What follows is a block of records; reproduce all of it verbatim.

**Data rows:**
------------------------------------------------------------
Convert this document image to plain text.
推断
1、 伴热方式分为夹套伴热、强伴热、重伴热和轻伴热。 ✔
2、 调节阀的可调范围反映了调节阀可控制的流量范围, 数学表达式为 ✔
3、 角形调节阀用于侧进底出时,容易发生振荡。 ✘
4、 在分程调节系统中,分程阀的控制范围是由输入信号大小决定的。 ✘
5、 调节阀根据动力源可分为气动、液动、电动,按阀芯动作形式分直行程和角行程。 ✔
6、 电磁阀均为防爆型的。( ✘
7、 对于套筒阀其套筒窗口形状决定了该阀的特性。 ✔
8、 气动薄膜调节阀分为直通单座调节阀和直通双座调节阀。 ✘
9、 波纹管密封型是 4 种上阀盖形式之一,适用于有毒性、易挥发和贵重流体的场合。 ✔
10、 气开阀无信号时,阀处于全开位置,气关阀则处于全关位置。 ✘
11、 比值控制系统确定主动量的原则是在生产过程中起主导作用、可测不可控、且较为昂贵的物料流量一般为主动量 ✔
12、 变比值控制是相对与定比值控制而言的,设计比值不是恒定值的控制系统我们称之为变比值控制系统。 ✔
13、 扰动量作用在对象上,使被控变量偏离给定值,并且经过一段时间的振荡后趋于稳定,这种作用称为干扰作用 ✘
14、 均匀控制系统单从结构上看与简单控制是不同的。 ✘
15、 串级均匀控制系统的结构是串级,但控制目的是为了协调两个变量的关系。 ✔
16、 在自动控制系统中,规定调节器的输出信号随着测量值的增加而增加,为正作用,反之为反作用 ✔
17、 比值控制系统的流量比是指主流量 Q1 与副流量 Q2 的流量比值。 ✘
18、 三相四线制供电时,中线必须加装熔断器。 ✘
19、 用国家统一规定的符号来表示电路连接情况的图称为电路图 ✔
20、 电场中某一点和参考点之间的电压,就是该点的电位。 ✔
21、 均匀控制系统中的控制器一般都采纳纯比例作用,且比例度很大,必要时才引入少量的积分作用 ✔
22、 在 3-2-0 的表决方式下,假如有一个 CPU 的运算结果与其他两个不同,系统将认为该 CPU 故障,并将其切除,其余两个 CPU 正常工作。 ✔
------------------------------------------------------------
**Correct answer:**
Convert this document image to plain text.
推断
1、 伴热方式分为夹套伴热、强伴热、重伴热和轻伴热。 ✔
2、 调节阀的可调范围反映了调节阀可控制的流量范围, 数学表达式为 ✔
3、 角形调节阀用于侧进底出时,容易发生振荡。 ✘
4、 在分程调节系统中,分程阀的控制范围是由输入信号大小决定的。 ✘
5、 调节阀根据动力源可分为气动、液动、电动,按阀芯动作形式分直行程和角行程。 ✔
6、 电磁阀均为防爆型的。( ✘
7、 对于套筒阀其套筒窗口形状决定了该阀的特性。 ✔
8、 气动薄膜调节阀分为直通单座调节阀和直通双座调节阀。 ✘
9、 波纹管密封型是 4 种上阀盖形式之一,适用于有毒性、易挥发和贵重流体的场合。 ✔
10、 气开阀无信号时,阀处于全开位置,气关阀则处于全关位置。 ✘
11、 比值控制系统确定主动量的原则是在生产过程中起主导作用、可测不可控、且较为昂贵的物料流量一般为主动量 ✔
12、 变比值控制是相对与定比值控制而言的,设计比值不是恒定值的控制系统我们称之为变比值控制系统。 ✔
13、 扰动量作用在对象上,使被控变量偏离给定值,并且经过一段时间的振荡后趋于稳定,这种作用称为干扰作用 ✘
14、 均匀控制系统单从结构上看与简单控制是不同的。 ✘
15、 串级均匀控制系统的结构是串级,但控制目的是为了协调两个变量的关系。 ✔
16、 在自动控制系统中,规定调节器的输出信号随着测量值的增加而增加,为正作用,反之为反作用 ✔
17、 比值控制系统的流量比是指主流量 Q1 与副流量 Q2 的流量比值。 ✘
18、 三相四线制供电时,中线必须加装熔断器。 ✘
19、 用国家统一规定的符号来表示电路连接情况的图称为电路图 ✔
20、 电场中某一点和参考点之间的电压,就是该点的电位。 ✔
21、 均匀控制系统中的控制器一般都采纳纯比例作用,且比例度很大,必要时才引入少量的积分作用 ✔
22、 在 3-2-0 的表决方式下,假如有一个 CPU 的运算结果与其他两个不同,系统将认为该 CPU 故障,并将其切除,其余两个 CPU 正常工作。 ✔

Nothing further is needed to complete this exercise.